- **Required work**
Read the listing and extract each line that includes the word "Cycling".

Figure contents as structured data
-- BEGIN --

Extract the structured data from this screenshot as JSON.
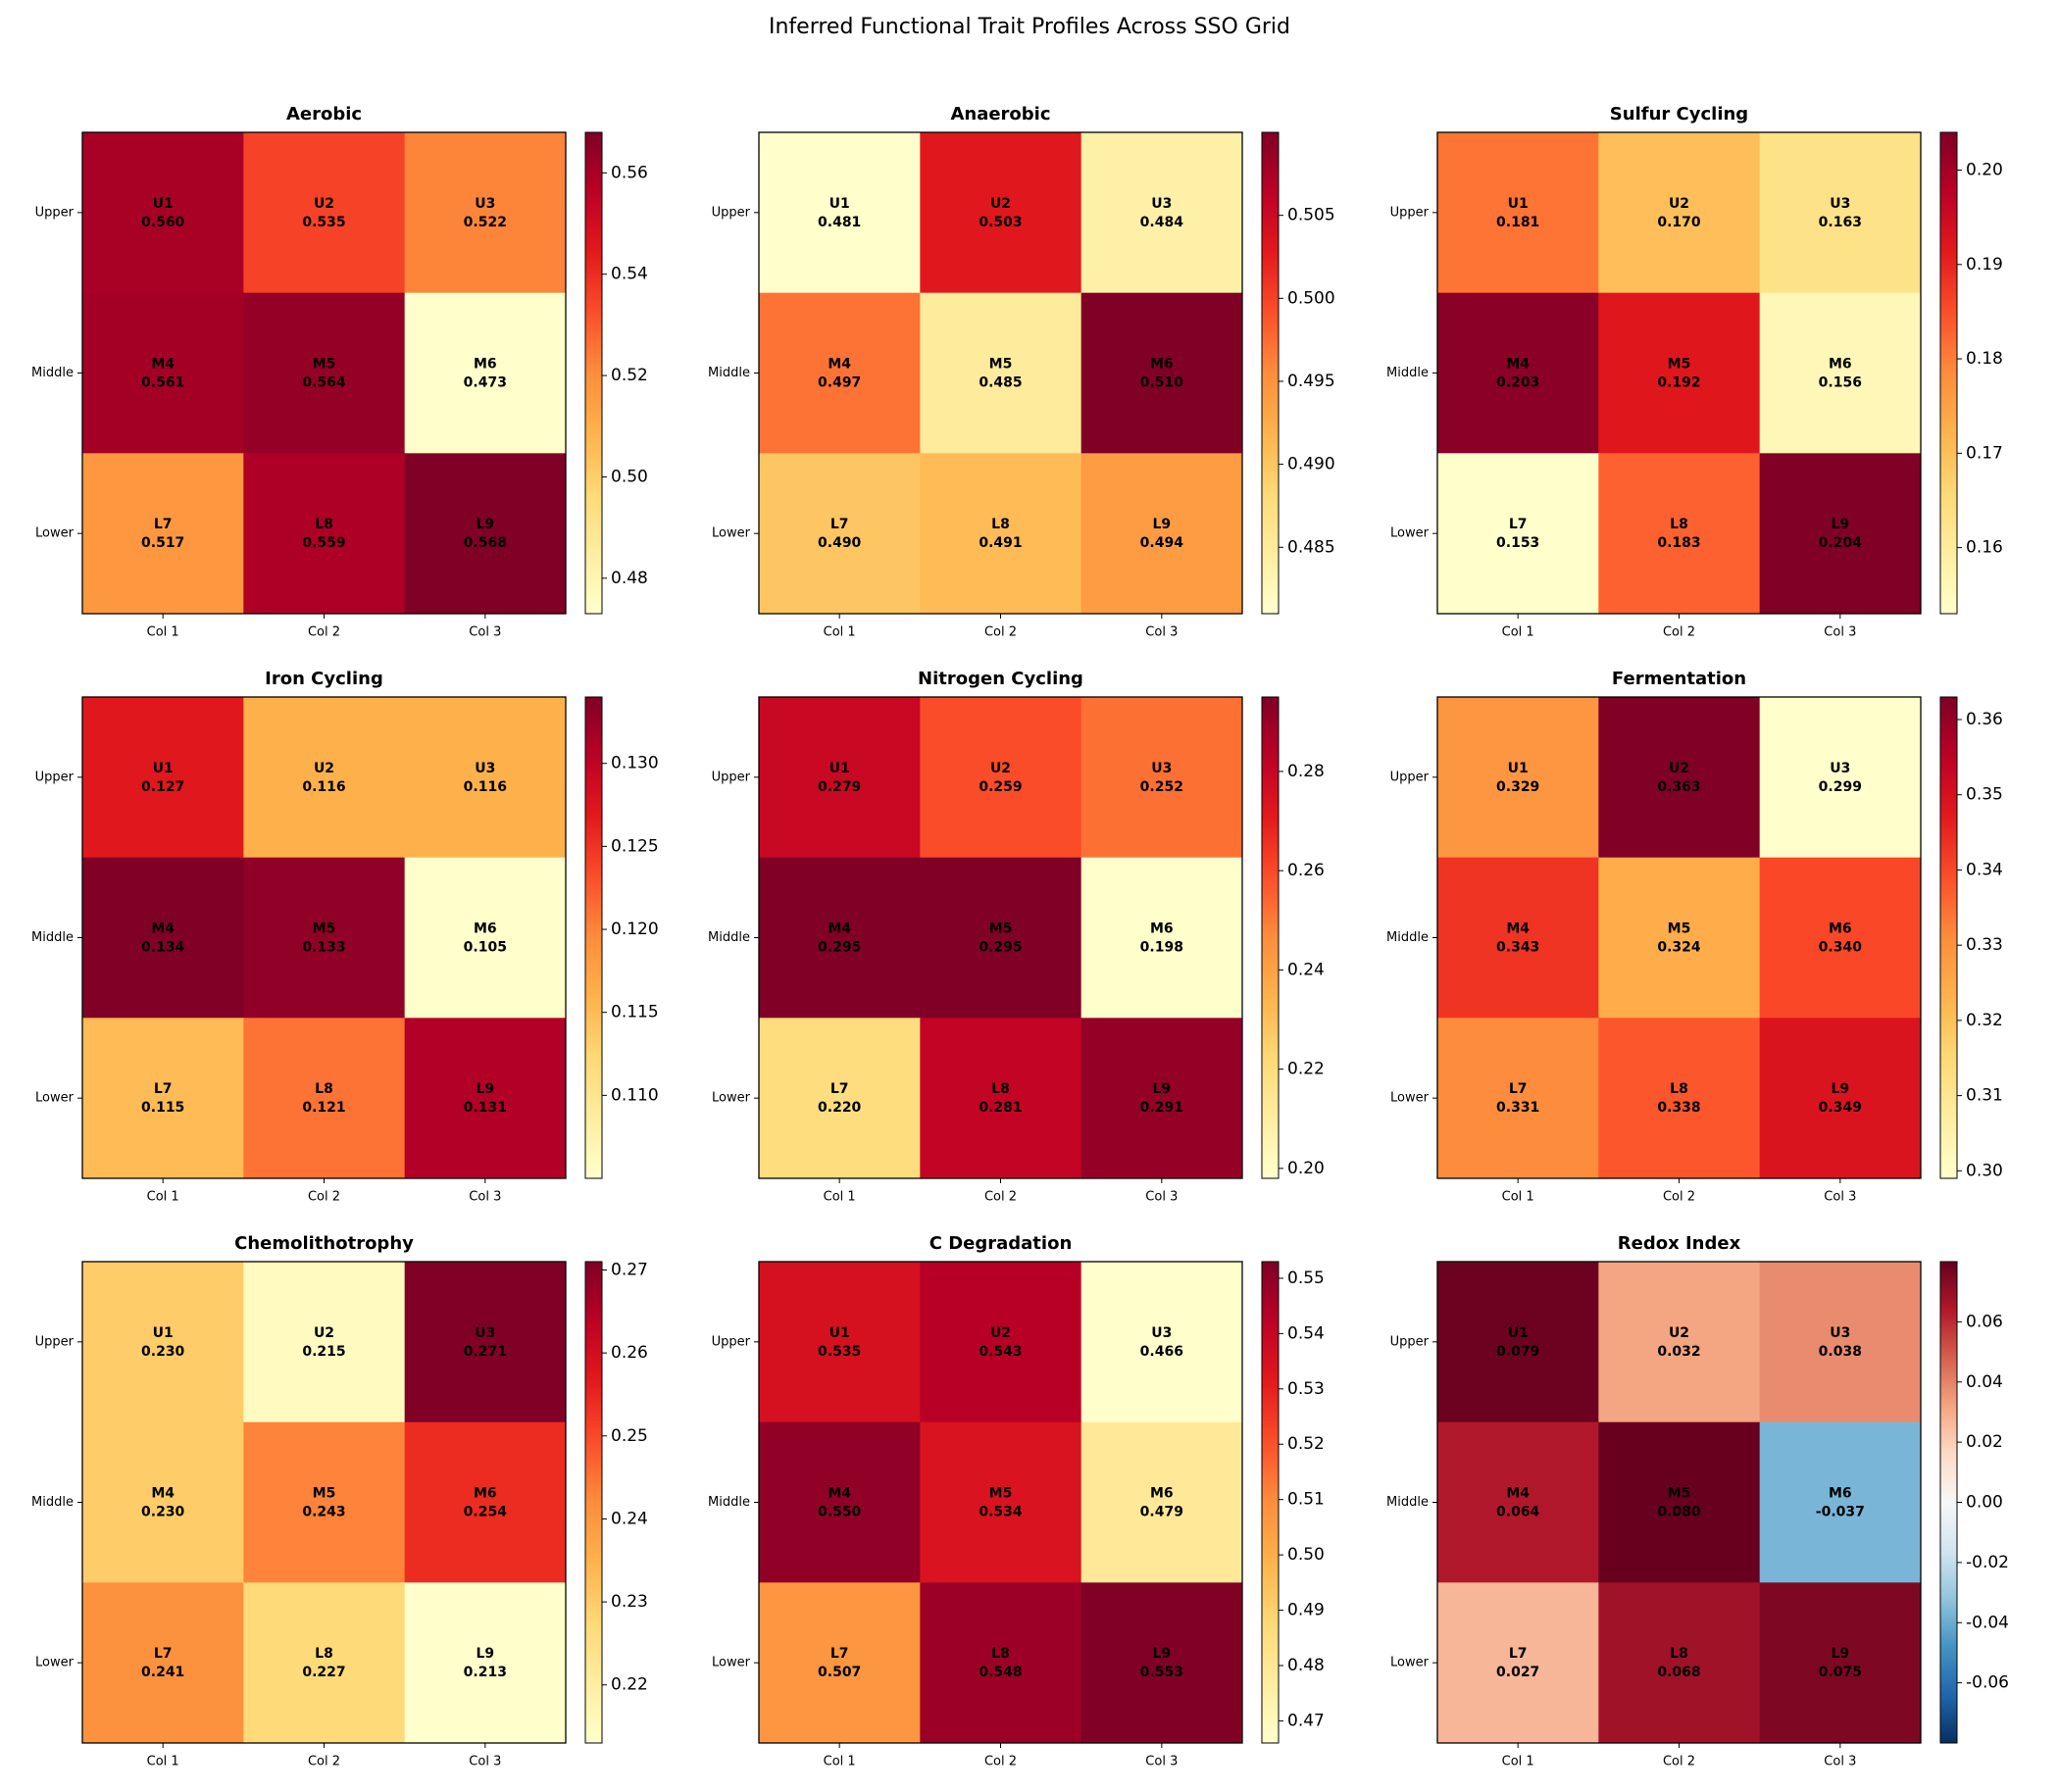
{
  "title": "Inferred Functional Trait Profiles Across SSO Grid",
  "chart_data": [
    {
      "type": "heatmap",
      "title": "Aerobic",
      "rows": [
        "Upper",
        "Middle",
        "Lower"
      ],
      "columns": [
        "Col 1",
        "Col 2",
        "Col 3"
      ],
      "cells": [
        [
          "U1",
          "U2",
          "U3"
        ],
        [
          "M4",
          "M5",
          "M6"
        ],
        [
          "L7",
          "L8",
          "L9"
        ]
      ],
      "values": [
        [
          0.56,
          0.535,
          0.522
        ],
        [
          0.561,
          0.564,
          0.473
        ],
        [
          0.517,
          0.559,
          0.568
        ]
      ],
      "value_labels": [
        [
          "0.560",
          "0.535",
          "0.522"
        ],
        [
          "0.561",
          "0.564",
          "0.473"
        ],
        [
          "0.517",
          "0.559",
          "0.568"
        ]
      ],
      "colormap": "YlOrRd",
      "clim": [
        0.473,
        0.568
      ],
      "cticks": [
        0.48,
        {
          "value": 0.5,
          "label": "0.50"
        },
        0.52,
        0.54,
        0.56
      ]
    },
    {
      "type": "heatmap",
      "title": "Anaerobic",
      "rows": [
        "Upper",
        "Middle",
        "Lower"
      ],
      "columns": [
        "Col 1",
        "Col 2",
        "Col 3"
      ],
      "cells": [
        [
          "U1",
          "U2",
          "U3"
        ],
        [
          "M4",
          "M5",
          "M6"
        ],
        [
          "L7",
          "L8",
          "L9"
        ]
      ],
      "values": [
        [
          0.481,
          0.503,
          0.484
        ],
        [
          0.497,
          0.485,
          0.51
        ],
        [
          0.49,
          0.491,
          0.494
        ]
      ],
      "value_labels": [
        [
          "0.481",
          "0.503",
          "0.484"
        ],
        [
          "0.497",
          "0.485",
          "0.510"
        ],
        [
          "0.490",
          "0.491",
          "0.494"
        ]
      ],
      "colormap": "YlOrRd",
      "clim": [
        0.481,
        0.51
      ],
      "cticks": [
        0.485,
        {
          "value": 0.49,
          "label": "0.490"
        },
        0.495,
        {
          "value": 0.5,
          "label": "0.500"
        },
        0.505
      ]
    },
    {
      "type": "heatmap",
      "title": "Sulfur Cycling",
      "rows": [
        "Upper",
        "Middle",
        "Lower"
      ],
      "columns": [
        "Col 1",
        "Col 2",
        "Col 3"
      ],
      "cells": [
        [
          "U1",
          "U2",
          "U3"
        ],
        [
          "M4",
          "M5",
          "M6"
        ],
        [
          "L7",
          "L8",
          "L9"
        ]
      ],
      "values": [
        [
          0.181,
          0.17,
          0.163
        ],
        [
          0.203,
          0.192,
          0.156
        ],
        [
          0.153,
          0.183,
          0.204
        ]
      ],
      "value_labels": [
        [
          "0.181",
          "0.170",
          "0.163"
        ],
        [
          "0.203",
          "0.192",
          "0.156"
        ],
        [
          "0.153",
          "0.183",
          "0.204"
        ]
      ],
      "colormap": "YlOrRd",
      "clim": [
        0.153,
        0.204
      ],
      "cticks": [
        0.16,
        0.17,
        0.18,
        0.19,
        {
          "value": 0.2,
          "label": "0.20"
        }
      ]
    },
    {
      "type": "heatmap",
      "title": "Iron Cycling",
      "rows": [
        "Upper",
        "Middle",
        "Lower"
      ],
      "columns": [
        "Col 1",
        "Col 2",
        "Col 3"
      ],
      "cells": [
        [
          "U1",
          "U2",
          "U3"
        ],
        [
          "M4",
          "M5",
          "M6"
        ],
        [
          "L7",
          "L8",
          "L9"
        ]
      ],
      "values": [
        [
          0.127,
          0.116,
          0.116
        ],
        [
          0.134,
          0.133,
          0.105
        ],
        [
          0.115,
          0.121,
          0.131
        ]
      ],
      "value_labels": [
        [
          "0.127",
          "0.116",
          "0.116"
        ],
        [
          "0.134",
          "0.133",
          "0.105"
        ],
        [
          "0.115",
          "0.121",
          "0.131"
        ]
      ],
      "colormap": "YlOrRd",
      "clim": [
        0.105,
        0.134
      ],
      "cticks": [
        {
          "value": 0.11,
          "label": "0.110"
        },
        0.115,
        {
          "value": 0.12,
          "label": "0.120"
        },
        0.125,
        {
          "value": 0.13,
          "label": "0.130"
        }
      ]
    },
    {
      "type": "heatmap",
      "title": "Nitrogen Cycling",
      "rows": [
        "Upper",
        "Middle",
        "Lower"
      ],
      "columns": [
        "Col 1",
        "Col 2",
        "Col 3"
      ],
      "cells": [
        [
          "U1",
          "U2",
          "U3"
        ],
        [
          "M4",
          "M5",
          "M6"
        ],
        [
          "L7",
          "L8",
          "L9"
        ]
      ],
      "values": [
        [
          0.279,
          0.259,
          0.252
        ],
        [
          0.295,
          0.295,
          0.198
        ],
        [
          0.22,
          0.281,
          0.291
        ]
      ],
      "value_labels": [
        [
          "0.279",
          "0.259",
          "0.252"
        ],
        [
          "0.295",
          "0.295",
          "0.198"
        ],
        [
          "0.220",
          "0.281",
          "0.291"
        ]
      ],
      "colormap": "YlOrRd",
      "clim": [
        0.198,
        0.295
      ],
      "cticks": [
        {
          "value": 0.2,
          "label": "0.20"
        },
        0.22,
        0.24,
        0.26,
        0.28
      ]
    },
    {
      "type": "heatmap",
      "title": "Fermentation",
      "rows": [
        "Upper",
        "Middle",
        "Lower"
      ],
      "columns": [
        "Col 1",
        "Col 2",
        "Col 3"
      ],
      "cells": [
        [
          "U1",
          "U2",
          "U3"
        ],
        [
          "M4",
          "M5",
          "M6"
        ],
        [
          "L7",
          "L8",
          "L9"
        ]
      ],
      "values": [
        [
          0.329,
          0.363,
          0.299
        ],
        [
          0.343,
          0.324,
          0.34
        ],
        [
          0.331,
          0.338,
          0.349
        ]
      ],
      "value_labels": [
        [
          "0.329",
          "0.363",
          "0.299"
        ],
        [
          "0.343",
          "0.324",
          "0.340"
        ],
        [
          "0.331",
          "0.338",
          "0.349"
        ]
      ],
      "colormap": "YlOrRd",
      "clim": [
        0.299,
        0.363
      ],
      "cticks": [
        {
          "value": 0.3,
          "label": "0.30"
        },
        0.31,
        0.32,
        0.33,
        0.34,
        0.35,
        0.36
      ]
    },
    {
      "type": "heatmap",
      "title": "Chemolithotrophy",
      "rows": [
        "Upper",
        "Middle",
        "Lower"
      ],
      "columns": [
        "Col 1",
        "Col 2",
        "Col 3"
      ],
      "cells": [
        [
          "U1",
          "U2",
          "U3"
        ],
        [
          "M4",
          "M5",
          "M6"
        ],
        [
          "L7",
          "L8",
          "L9"
        ]
      ],
      "values": [
        [
          0.23,
          0.215,
          0.271
        ],
        [
          0.23,
          0.243,
          0.254
        ],
        [
          0.241,
          0.227,
          0.213
        ]
      ],
      "value_labels": [
        [
          "0.230",
          "0.215",
          "0.271"
        ],
        [
          "0.230",
          "0.243",
          "0.254"
        ],
        [
          "0.241",
          "0.227",
          "0.213"
        ]
      ],
      "colormap": "YlOrRd",
      "clim": [
        0.213,
        0.271
      ],
      "cticks": [
        0.22,
        0.23,
        0.24,
        0.25,
        0.26,
        0.27
      ]
    },
    {
      "type": "heatmap",
      "title": "C Degradation",
      "rows": [
        "Upper",
        "Middle",
        "Lower"
      ],
      "columns": [
        "Col 1",
        "Col 2",
        "Col 3"
      ],
      "cells": [
        [
          "U1",
          "U2",
          "U3"
        ],
        [
          "M4",
          "M5",
          "M6"
        ],
        [
          "L7",
          "L8",
          "L9"
        ]
      ],
      "values": [
        [
          0.535,
          0.543,
          0.466
        ],
        [
          0.55,
          0.534,
          0.479
        ],
        [
          0.507,
          0.548,
          0.553
        ]
      ],
      "value_labels": [
        [
          "0.535",
          "0.543",
          "0.466"
        ],
        [
          "0.550",
          "0.534",
          "0.479"
        ],
        [
          "0.507",
          "0.548",
          "0.553"
        ]
      ],
      "colormap": "YlOrRd",
      "clim": [
        0.466,
        0.553
      ],
      "cticks": [
        0.47,
        0.48,
        0.49,
        {
          "value": 0.5,
          "label": "0.50"
        },
        0.51,
        0.52,
        0.53,
        0.54,
        0.55
      ]
    },
    {
      "type": "heatmap",
      "title": "Redox Index",
      "rows": [
        "Upper",
        "Middle",
        "Lower"
      ],
      "columns": [
        "Col 1",
        "Col 2",
        "Col 3"
      ],
      "cells": [
        [
          "U1",
          "U2",
          "U3"
        ],
        [
          "M4",
          "M5",
          "M6"
        ],
        [
          "L7",
          "L8",
          "L9"
        ]
      ],
      "values": [
        [
          0.079,
          0.032,
          0.038
        ],
        [
          0.064,
          0.08,
          -0.037
        ],
        [
          0.027,
          0.068,
          0.075
        ]
      ],
      "value_labels": [
        [
          "0.079",
          "0.032",
          "0.038"
        ],
        [
          "0.064",
          "0.080",
          "-0.037"
        ],
        [
          "0.027",
          "0.068",
          "0.075"
        ]
      ],
      "colormap": "RdBu_r",
      "clim": [
        -0.08,
        0.08
      ],
      "cticks": [
        -0.06,
        -0.04,
        -0.02,
        {
          "value": 0,
          "label": "0.00"
        },
        0.02,
        0.04,
        0.06
      ]
    }
  ]
}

-- END --

- **Result**
      "title": "Sulfur Cycling",
      "title": "Iron Cycling",
      "title": "Nitrogen Cycling",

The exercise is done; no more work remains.